→ **THE REQUEST**
Repeat the whole listing below, word for word.
+ + +
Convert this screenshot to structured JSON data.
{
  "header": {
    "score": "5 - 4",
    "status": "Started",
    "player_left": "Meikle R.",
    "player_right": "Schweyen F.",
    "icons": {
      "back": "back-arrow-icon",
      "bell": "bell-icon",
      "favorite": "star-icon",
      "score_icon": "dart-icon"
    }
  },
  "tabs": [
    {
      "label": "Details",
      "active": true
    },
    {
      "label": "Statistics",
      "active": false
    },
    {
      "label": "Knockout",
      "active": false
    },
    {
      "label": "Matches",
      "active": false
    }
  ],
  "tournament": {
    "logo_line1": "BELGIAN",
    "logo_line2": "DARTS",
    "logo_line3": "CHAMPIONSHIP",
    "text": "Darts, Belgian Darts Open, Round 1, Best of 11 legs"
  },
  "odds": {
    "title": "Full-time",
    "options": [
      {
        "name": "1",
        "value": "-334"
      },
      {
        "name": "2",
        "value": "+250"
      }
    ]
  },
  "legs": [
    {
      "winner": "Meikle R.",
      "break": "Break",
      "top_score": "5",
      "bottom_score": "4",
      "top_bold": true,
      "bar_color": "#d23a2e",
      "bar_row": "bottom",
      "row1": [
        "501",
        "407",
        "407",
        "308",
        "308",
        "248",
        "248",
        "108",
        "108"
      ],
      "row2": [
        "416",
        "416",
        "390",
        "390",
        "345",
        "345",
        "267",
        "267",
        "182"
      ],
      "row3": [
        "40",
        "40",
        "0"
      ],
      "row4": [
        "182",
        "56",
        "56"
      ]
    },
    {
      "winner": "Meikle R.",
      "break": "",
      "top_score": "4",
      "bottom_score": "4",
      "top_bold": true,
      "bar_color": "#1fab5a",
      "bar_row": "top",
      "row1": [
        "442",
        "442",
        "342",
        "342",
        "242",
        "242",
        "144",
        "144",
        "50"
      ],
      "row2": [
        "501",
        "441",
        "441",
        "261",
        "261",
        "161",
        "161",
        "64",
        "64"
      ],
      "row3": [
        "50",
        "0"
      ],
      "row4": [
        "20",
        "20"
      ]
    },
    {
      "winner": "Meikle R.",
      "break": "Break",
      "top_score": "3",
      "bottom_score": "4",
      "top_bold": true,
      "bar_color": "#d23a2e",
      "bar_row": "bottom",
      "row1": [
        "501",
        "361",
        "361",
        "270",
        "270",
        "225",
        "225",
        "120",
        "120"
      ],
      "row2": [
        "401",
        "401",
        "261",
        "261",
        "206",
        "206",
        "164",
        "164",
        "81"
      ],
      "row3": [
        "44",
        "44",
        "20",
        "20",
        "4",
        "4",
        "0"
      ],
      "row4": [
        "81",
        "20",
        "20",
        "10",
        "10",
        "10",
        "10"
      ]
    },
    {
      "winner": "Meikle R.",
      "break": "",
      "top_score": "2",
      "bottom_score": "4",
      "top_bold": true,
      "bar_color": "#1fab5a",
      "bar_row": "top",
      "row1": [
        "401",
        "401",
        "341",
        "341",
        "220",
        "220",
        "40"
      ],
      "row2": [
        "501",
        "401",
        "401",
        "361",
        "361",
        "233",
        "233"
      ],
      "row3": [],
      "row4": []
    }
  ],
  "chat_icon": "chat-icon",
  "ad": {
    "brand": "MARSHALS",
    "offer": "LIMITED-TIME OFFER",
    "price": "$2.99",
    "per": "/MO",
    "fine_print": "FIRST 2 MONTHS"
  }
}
+ + +
→ **COMPLETE ANSWER**
Convert this screenshot to structured JSON data.
{
  "header": {
    "score": "5 - 4",
    "status": "Started",
    "player_left": "Meikle R.",
    "player_right": "Schweyen F.",
    "icons": {
      "back": "back-arrow-icon",
      "bell": "bell-icon",
      "favorite": "star-icon",
      "score_icon": "dart-icon"
    }
  },
  "tabs": [
    {
      "label": "Details",
      "active": true
    },
    {
      "label": "Statistics",
      "active": false
    },
    {
      "label": "Knockout",
      "active": false
    },
    {
      "label": "Matches",
      "active": false
    }
  ],
  "tournament": {
    "logo_line1": "BELGIAN",
    "logo_line2": "DARTS",
    "logo_line3": "CHAMPIONSHIP",
    "text": "Darts, Belgian Darts Open, Round 1, Best of 11 legs"
  },
  "odds": {
    "title": "Full-time",
    "options": [
      {
        "name": "1",
        "value": "-334"
      },
      {
        "name": "2",
        "value": "+250"
      }
    ]
  },
  "legs": [
    {
      "winner": "Meikle R.",
      "break": "Break",
      "top_score": "5",
      "bottom_score": "4",
      "top_bold": true,
      "bar_color": "#d23a2e",
      "bar_row": "bottom",
      "row1": [
        "501",
        "407",
        "407",
        "308",
        "308",
        "248",
        "248",
        "108",
        "108"
      ],
      "row2": [
        "416",
        "416",
        "390",
        "390",
        "345",
        "345",
        "267",
        "267",
        "182"
      ],
      "row3": [
        "40",
        "40",
        "0"
      ],
      "row4": [
        "182",
        "56",
        "56"
      ]
    },
    {
      "winner": "Meikle R.",
      "break": "",
      "top_score": "4",
      "bottom_score": "4",
      "top_bold": true,
      "bar_color": "#1fab5a",
      "bar_row": "top",
      "row1": [
        "442",
        "442",
        "342",
        "342",
        "242",
        "242",
        "144",
        "144",
        "50"
      ],
      "row2": [
        "501",
        "441",
        "441",
        "261",
        "261",
        "161",
        "161",
        "64",
        "64"
      ],
      "row3": [
        "50",
        "0"
      ],
      "row4": [
        "20",
        "20"
      ]
    },
    {
      "winner": "Meikle R.",
      "break": "Break",
      "top_score": "3",
      "bottom_score": "4",
      "top_bold": true,
      "bar_color": "#d23a2e",
      "bar_row": "bottom",
      "row1": [
        "501",
        "361",
        "361",
        "270",
        "270",
        "225",
        "225",
        "120",
        "120"
      ],
      "row2": [
        "401",
        "401",
        "261",
        "261",
        "206",
        "206",
        "164",
        "164",
        "81"
      ],
      "row3": [
        "44",
        "44",
        "20",
        "20",
        "4",
        "4",
        "0"
      ],
      "row4": [
        "81",
        "20",
        "20",
        "10",
        "10",
        "10",
        "10"
      ]
    },
    {
      "winner": "Meikle R.",
      "break": "",
      "top_score": "2",
      "bottom_score": "4",
      "top_bold": true,
      "bar_color": "#1fab5a",
      "bar_row": "top",
      "row1": [
        "401",
        "401",
        "341",
        "341",
        "220",
        "220",
        "40"
      ],
      "row2": [
        "501",
        "401",
        "401",
        "361",
        "361",
        "233",
        "233"
      ],
      "row3": [],
      "row4": []
    }
  ],
  "chat_icon": "chat-icon",
  "ad": {
    "brand": "MARSHALS",
    "offer": "LIMITED-TIME OFFER",
    "price": "$2.99",
    "per": "/MO",
    "fine_print": "FIRST 2 MONTHS"
  }
}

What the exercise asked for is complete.